» WHAT THE TASK ASKS: Each line that holds the word "งเศส" is to be identified and copied.
======== THE RECORDS
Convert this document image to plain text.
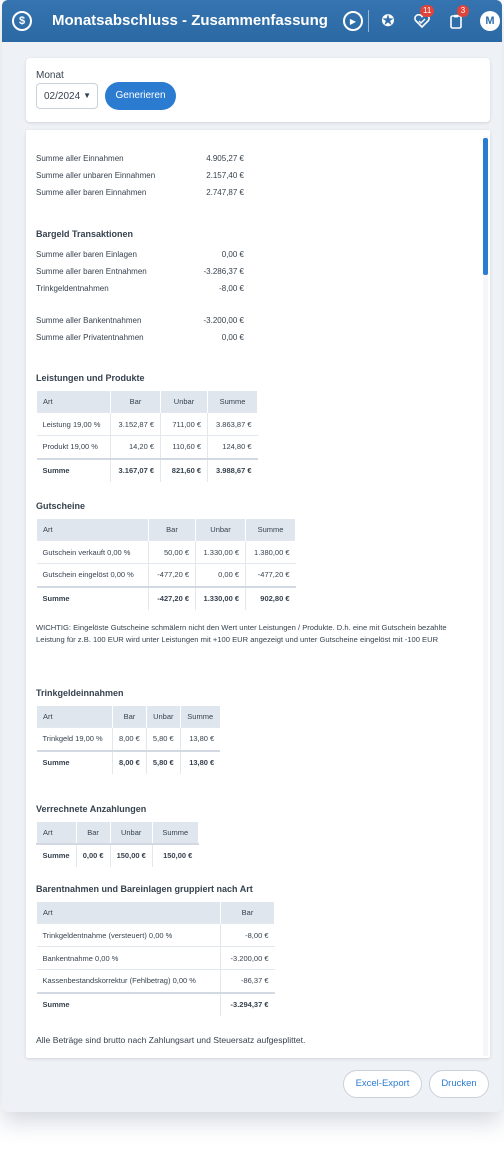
$	Monatsabschluss - Zusammenfassung	▶	✪
11	3
M
Monat
02/2024 ▼	Generieren
Summe aller Einnahmen	4.905,27 €
Summe aller unbaren Einnahmen	2.157,40 €
Summe aller baren Einnahmen	2.747,87 €
Bargeld Transaktionen
Summe aller baren Einlagen	0,00 €
Summe aller baren Entnahmen	-3.286,37 €
Trinkgeldentnahmen	-8,00 €
Summe aller Bankentnahmen	-3.200,00 €
Summe aller Privatentnahmen	0,00 €
Leistungen und Produkte
Art	Bar	Unbar	Summe
Leistung 19,00 %	3.152,87 €	711,00 €	3.863,87 €
Produkt 19,00 %	14,20 €	110,60 €	124,80 €
Summe	3.167,07 €	821,60 €	3.988,67 €
Gutscheine
Art	Bar	Unbar	Summe
Gutschein verkauft 0,00 %	50,00 €	1.330,00 €	1.380,00 €
Gutschein eingelöst 0,00 %	-477,20 €	0,00 €	-477,20 €
Summe	-427,20 €	1.330,00 €	902,80 €
WICHTIG: Eingelöste Gutscheine schmälern nicht den Wert unter Leistungen / Produkte. D.h. eine mit Gutschein bezahlte Leistung für z.B. 100 EUR wird unter Leistungen mit +100 EUR angezeigt und unter Gutscheine eingelöst mit -100 EUR
Trinkgeldeinnahmen
Art	Bar	Unbar	Summe
Trinkgeld 19,00 %	8,00 €	5,80 €	13,80 €
Summe	8,00 €	5,80 €	13,80 €
Verrechnete Anzahlungen
Art	Bar	Unbar	Summe
Summe	0,00 €	150,00 €	150,00 €
Barentnahmen und Bareinlagen gruppiert nach Art
Art	Bar
Trinkgeldentnahme (versteuert) 0,00 %	-8,00 €
Bankentnahme 0,00 %	-3.200,00 €
Kassenbestandskorrektur (Fehlbetrag) 0,00 %	-86,37 €
Summe	-3.294,37 €
Alle Beträge sind brutto nach Zahlungsart und Steuersatz aufgesplittet.
Excel-Export	Drucken
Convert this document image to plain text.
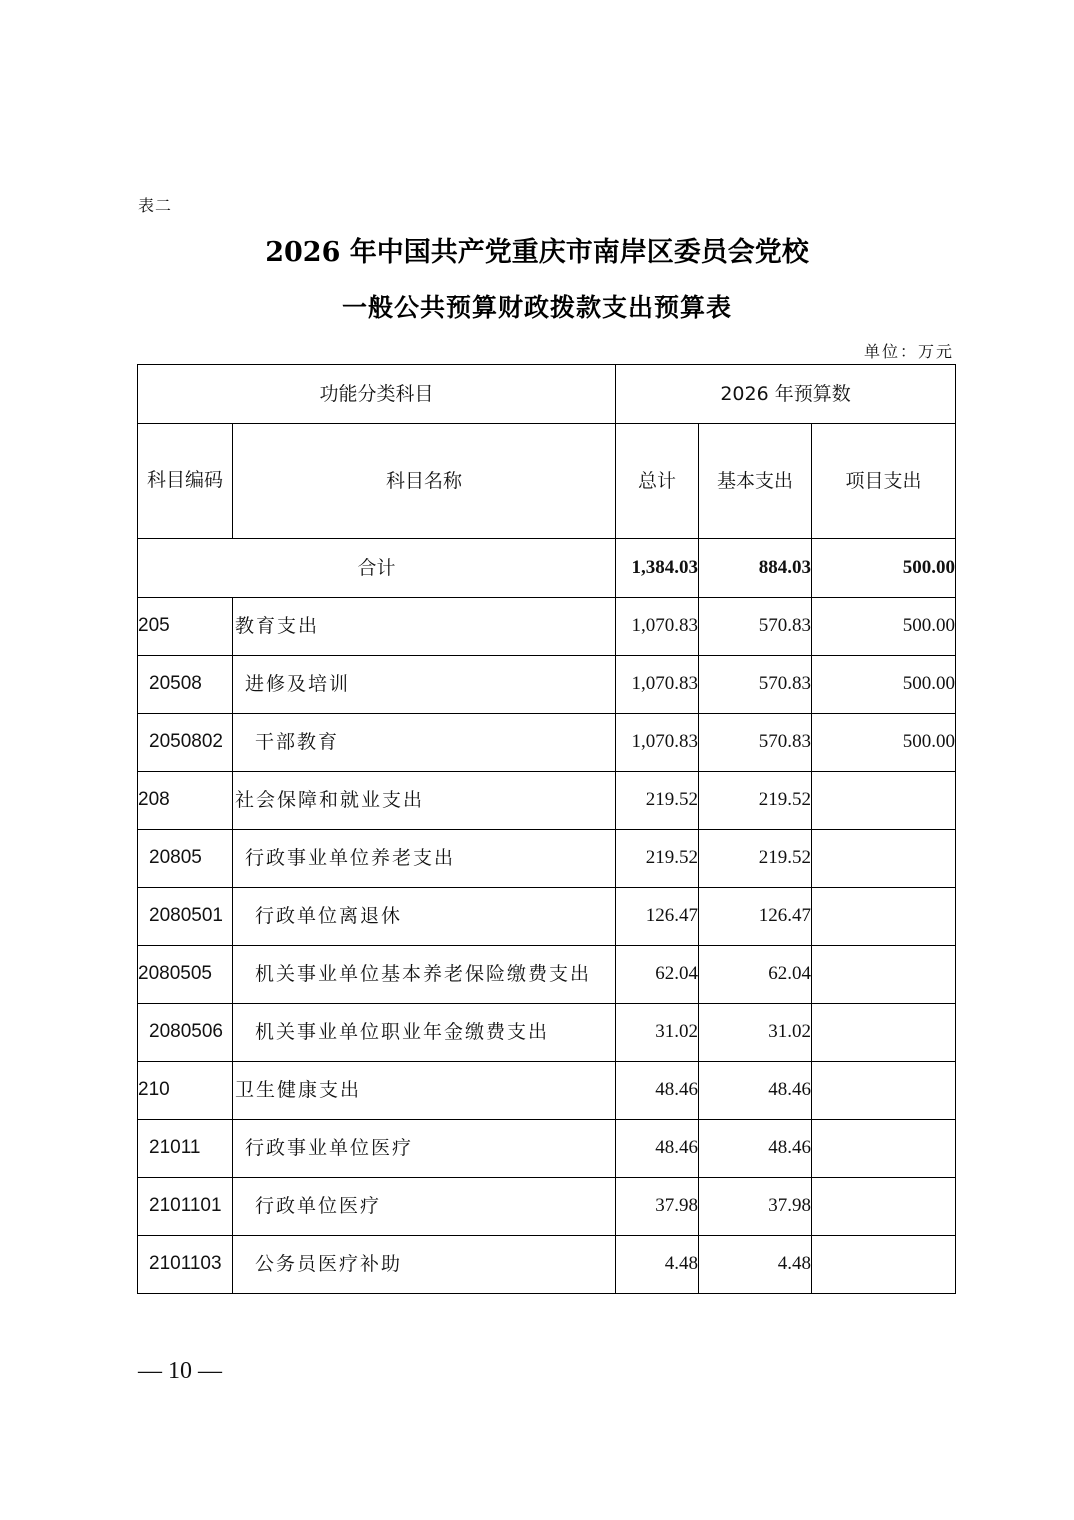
表二
2026 年中国共产党重庆市南岸区委员会党校
一般公共预算财政拨款支出预算表
单位：万元
功能分类科目		2026 年预算数		
科目编码	科目名称	总计	基本支出	项目支出
合计		1,384.03	884.03	500.00
205	教育支出	1,070.83	570.83	500.00
20508	进修及培训	1,070.83	570.83	500.00
2050802	干部教育	1,070.83	570.83	500.00
208	社会保障和就业支出	219.52	219.52	
20805	行政事业单位养老支出	219.52	219.52	
2080501	行政单位离退休	126.47	126.47	
2080505	机关事业单位基本养老保险缴费支出	62.04	62.04	
2080506	机关事业单位职业年金缴费支出	31.02	31.02	
210	卫生健康支出	48.46	48.46	
21011	行政事业单位医疗	48.46	48.46	
2101101	行政单位医疗	37.98	37.98	
2101103	公务员医疗补助	4.48	4.48	
— 10 —
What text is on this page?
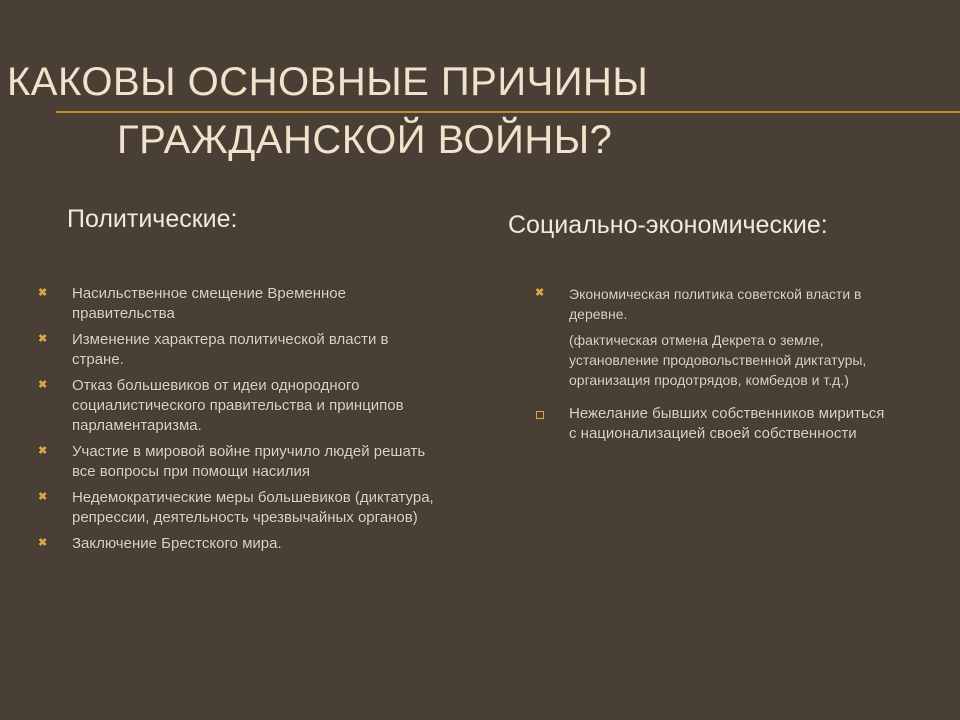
КАКОВЫ ОСНОВНЫЕ ПРИЧИНЫ
ГРАЖДАНСКОЙ ВОЙНЫ?
Политические:	Социально-экономические:
✖ Насильственное смещение Временное правительства
✖ Изменение характера политической власти в стране.
✖ Отказ большевиков от идеи однородного социалистического правительства и принципов парламентаризма.
✖ Участие в мировой войне приучило людей решать все вопросы при помощи насилия
✖ Недемократические меры большевиков (диктатура, репрессии, деятельность чрезвычайных органов)
✖ Заключение Брестского мира.
✖ Экономическая политика советской власти в деревне.
(фактическая отмена Декрета о земле, установление продовольственной диктатуры, организация продотрядов, комбедов и т.д.)
Нежелание бывших собственников мириться с национализацией своей собственности
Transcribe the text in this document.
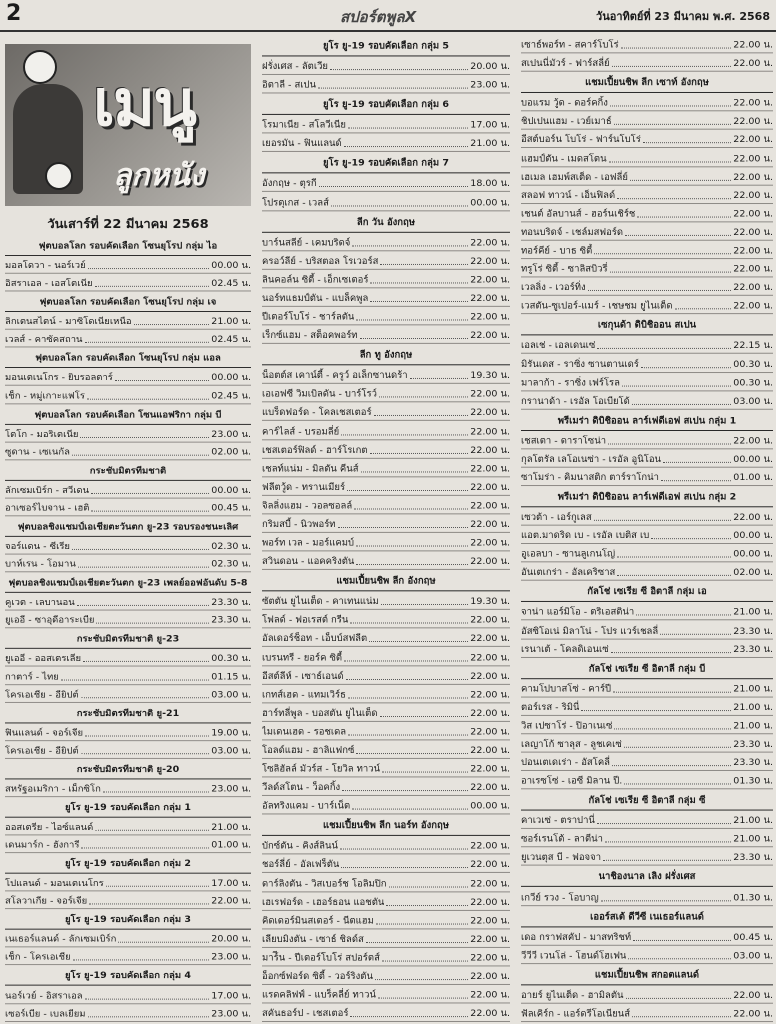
2	สปอร์ตพูลX	วันอาทิตย์ที่ 23 มีนาคม พ.ศ. 2568
เมนู
ลูกหนัง
วันเสาร์ที่ 22 มีนาคม 2568
ฟุตบอลโลก รอบคัดเลือก โซนยุโรป กลุ่ม ไอ
มอลโดวา - นอร์เวย์	00.00 น.
อิสราเอล - เอสโตเนีย	02.45 น.
ฟุตบอลโลก รอบคัดเลือก โซนยุโรป กลุ่ม เจ
ลิกเตนสไตน์ - มาซิโดเนียเหนือ	21.00 น.
เวลส์ - คาซัคสถาน	02.45 น.
ฟุตบอลโลก รอบคัดเลือก โซนยุโรป กลุ่ม แอล
มอนเตเนโกร - ยิบรอลตาร์	00.00 น.
เช็ก - หมู่เกาะแฟโร	02.45 น.
ฟุตบอลโลก รอบคัดเลือก โซนแอฟริกา กลุ่ม บี
โตโก - มอริเตเนีย	23.00 น.
ซูดาน - เซเนกัล	02.00 น.
กระชับมิตรทีมชาติ
ลักเซมเบิร์ก - สวีเดน	00.00 น.
อาเซอร์ไบจาน - เฮติ	00.45 น.
ฟุตบอลชิงแชมป์เอเชียตะวันตก ยู-23 รอบรองชนะเลิศ
จอร์แดน - ซีเรีย	02.30 น.
บาห์เรน - โอมาน	02.30 น.
ฟุตบอลชิงแชมป์เอเชียตะวันตก ยู-23 เพลย์ออฟอันดับ 5-8
คูเวต - เลบานอน	23.30 น.
ยูเออี - ซาอุดีอาระเบีย	23.30 น.
กระชับมิตรทีมชาติ ยู-23
ยูเออี - ออสเตรเลีย	00.30 น.
กาตาร์ - ไทย	01.15 น.
โครเอเชีย - อียิปต์	03.00 น.
กระชับมิตรทีมชาติ ยู-21
ฟินแลนด์ - จอร์เจีย	19.00 น.
โครเอเชีย - อียิปต์	03.00 น.
กระชับมิตรทีมชาติ ยู-20
สหรัฐอเมริกา - เม็กซิโก	23.00 น.
ยูโร ยู-19 รอบคัดเลือก กลุ่ม 1
ออสเตรีย - ไอซ์แลนด์	21.00 น.
เดนมาร์ก - ฮังการี	01.00 น.
ยูโร ยู-19 รอบคัดเลือก กลุ่ม 2
โปแลนด์ - มอนเตเนโกร	17.00 น.
สโลวาเกีย - จอร์เจีย	22.00 น.
ยูโร ยู-19 รอบคัดเลือก กลุ่ม 3
เนเธอร์แลนด์ - ลักเซมเบิร์ก	20.00 น.
เช็ก - โครเอเชีย	23.00 น.
ยูโร ยู-19 รอบคัดเลือก กลุ่ม 4
นอร์เวย์ - อิสราเอล	17.00 น.
เซอร์เบีย - เบลเยียม	23.00 น.
ยูโร ยู-19 รอบคัดเลือก กลุ่ม 5
ฝรั่งเศส - ลัตเวีย	20.00 น.
อิตาลี - สเปน	23.00 น.
ยูโร ยู-19 รอบคัดเลือก กลุ่ม 6
โรมาเนีย - สโลวีเนีย	17.00 น.
เยอรมัน - ฟินแลนด์	21.00 น.
ยูโร ยู-19 รอบคัดเลือก กลุ่ม 7
อังกฤษ - ตุรกี	18.00 น.
โปรตุเกส - เวลส์	00.00 น.
ลีก วัน อังกฤษ
บาร์นสลีย์ - เคมบริดจ์	22.00 น.
ครอว์ลีย์ - บริสตอล โรเวอร์ส	22.00 น.
ลินคอล์น ซิตี้ - เอ็กเซเตอร์	22.00 น.
นอร์ทแธมป์ตัน - แบล็คพูล	22.00 น.
ปีเตอร์โบโร่ - ชาร์ลตัน	22.00 น.
เร็กซ์แฮม - สต็อคพอร์ท	22.00 น.
ลีก ทู อังกฤษ
น็อตต์ส เคาน์ตี้ - ครูว์ อเล็กซานดร้า	19.30 น.
เอเอฟซี วิมเบิลดัน - บาร์โรว์	22.00 น.
แบร็ดฟอร์ด - โคลเชสเตอร์	22.00 น.
คาร์ไลส์ - บรอมลี่ย์	22.00 น.
เชสเตอร์ฟิลด์ - ฮาร์โรเกต	22.00 น.
เชลท์แน่ม - มิลตัน คีนส์	22.00 น.
ฟลีตวู้ด - ทรานเมียร์	22.00 น.
จิลลิ่งแฮม - วอลซอลล์	22.00 น.
กริมสบี้ - นิวพอร์ท	22.00 น.
พอร์ท เวล - มอร์แคมบ์	22.00 น.
สวินดอน - แอคคริงตัน	22.00 น.
แชมเปี้ยนชิพ ลีก อังกฤษ
ซัตตัน ยูไนเต็ด - คาเทนแน่ม	19.30 น.
โฟลด์ - ฟอเรสต์ กรีน	22.00 น.
อัลเดอร์ช็อท - เอ็บบ์สฟลีต	22.00 น.
เบรนทรี - ยอร์ค ซิตี้	22.00 น.
อีสต์ลีห์ - เซาธ์เอนด์	22.00 น.
เกทส์เฮด - แทมเวิร์ธ	22.00 น.
ฮาร์ทลี่พูล - บอสตัน ยูไนเต็ด	22.00 น.
ไมเดนเฮด - รอชเดล	22.00 น.
โอลด์แฮม - ฮาลิแฟกซ์	22.00 น.
โซลิฮัลล์ มัวร์ส - โยวิล ทาวน์	22.00 น.
วีลด์สโตน - ว็อคกิ้ง	22.00 น.
อัลทริงแคม - บาร์เน็ต	00.00 น.
แชมเปี้ยนชิพ ลีก นอร์ท อังกฤษ
บักซ์ตัน - คิงส์ลินน์	22.00 น.
ชอร์ลี่ย์ - อัลเฟร็ตัน	22.00 น.
ดาร์ลิงตัน - วิสเบอร์ช โอลิมปิก	22.00 น.
เฮเรฟอร์ด - เฮอร์ธอน แอชตัน	22.00 น.
คิดเดอร์มินสเตอร์ - นีตแฮม	22.00 น.
เลียบมิงตัน - เซาธ์ ชิลด์ส	22.00 น.
มาร์ีน - ปีเตอร์โบโร่ สปอร์ตส์	22.00 น.
อ็อกซ์ฟอร์ด ซิตี้ - วอร์ริงตัน	22.00 น.
แรดคลิฟฟ์ - แบร็คลี่ย์ ทาวน์	22.00 น.
สคันธอร์ป - เชสเตอร์	22.00 น.
เซาธ์พอร์ท - สคาร์โบโร่	22.00 น.
สเปนนี่มัวร์ - ฟาร์สลี่ย์	22.00 น.
แชมเปี้ยนชิพ ลีก เซาท์ อังกฤษ
บอแรม วู้ด - ดอร์คกิ้ง	22.00 น.
ชิปเปนแฮม - เวย์เมาธ์	22.00 น.
อีสต์บอร์น โบโร่ - ฟาร์นโบโร่	22.00 น.
แฮมป์ตัน - เมดสโตน	22.00 น.
เฮเมล เฮมพ์สเต็ด - เอฟลี่ย์	22.00 น.
สลอฟ ทาวน์ - เอ็นฟิลด์	22.00 น.
เชนต์ อัลบานส์ - ฮอร์นเชิร์ช	22.00 น.
ทอนบริดจ์ - เชล์มสฟอร์ด	22.00 น.
ทอร์คีย์ - บาธ ซิตี้	22.00 น.
ทรูโร่ ซิตี้ - ซาลิสบิวรี่	22.00 น.
เวลลิ่ง - เวอร์ทิ่ง	22.00 น.
เวสตัน-ซูเปอร์-แมร์ - เชษชม ยูไนเต็ด	22.00 น.
เซกุนด้า ดิบิชิออน สเปน
เอลเช่ - เอลเดนเซ่	22.15 น.
มิรันเดส - ราซิ่ง ซานตานเดร์	00.30 น.
มาลาก้า - ราซิ่ง เฟร์โรล	00.30 น.
กรานาด้า - เรอัล โอเบียโด้	03.00 น.
พรีเมร่า ดิบิชิออน ลาร์เฟดีเอฟ สเปน กลุ่ม 1
เชสเตา - ดาราโซน่า	22.00 น.
กุลโตรัล เลโอเนซ่า - เรอัล อูนิโอน	00.00 น.
ซาโมร่า - คิมนาสติก ตาร์ราโกน่า	01.00 น.
พรีเมร่า ดิบิชิออน ลาร์เฟดีเอฟ สเปน กลุ่ม 2
เซวต้า - เอร์กูเลส	22.00 น.
แอต.มาดริด เบ - เรอัล เบติส เบ	00.00 น.
อูเอลบา - ซานลูเกนโญ่	00.00 น.
อันเตเกร่า - อัลเคริซาส	02.00 น.
กัลโช่ เซเรีย ซี อิตาลี กลุ่ม เอ
จาน่า แอร์มิโอ - ตริเอสติน่า	21.00 น.
อัสซิโอเน่ มิลาโน่ - โปร แวร์เชลลี่	23.30 น.
เรนาเต้ - โคลดิเอนเซ่	23.30 น.
กัลโช่ เซเรีย ซี อิตาลี กลุ่ม บี
คามโปบาสโซ่ - คาร์ปี	21.00 น.
ตอร์เรส - ริมินี่	21.00 น.
วิส เปซาโร่ - ปิอาเนเซ่	21.00 น.
เลญาโก้ ซาลุส - ลูชเคเซ่	23.30 น.
ปอนเตเดเร่า - อัสโคลี่	23.30 น.
อาเรซโซ่ - เอซี มิลาน ปี.	01.30 น.
กัลโช่ เซเรีย ซี อิตาลี กลุ่ม ซี
คาเวเซ่ - ตราปานี่	21.00 น.
ซอร์เรนโต้ - ลาตีน่า	21.00 น.
ยูเวนตุส บี - ฟอจจา	23.30 น.
นาชิองนาล เลิง ฝรั่งเศส
เกวีย์ รวง - โอบาญ	01.30 น.
เออร์สเต้ ดีวีซี เนเธอร์แลนด์
เดอ กราฟสคัป - มาสทริชท์	00.45 น.
วีวีวี เวนโล่ - โฮนด์โฮเฟน	03.00 น.
แชมเปี้ยนชิพ สกอตแลนด์
อายร์ ยูไนเต็ด - ฮามิลตัน	22.00 น.
ฟัลเคิร์ก - แอร์ดรีโอเนียนส์	22.00 น.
================
» SOLUTION TO THIS PROBLEM:
ฝรั่งเศส - ลัตเวีย	20.00 น.
นาชิองนาล เลิง ฝรั่งเศส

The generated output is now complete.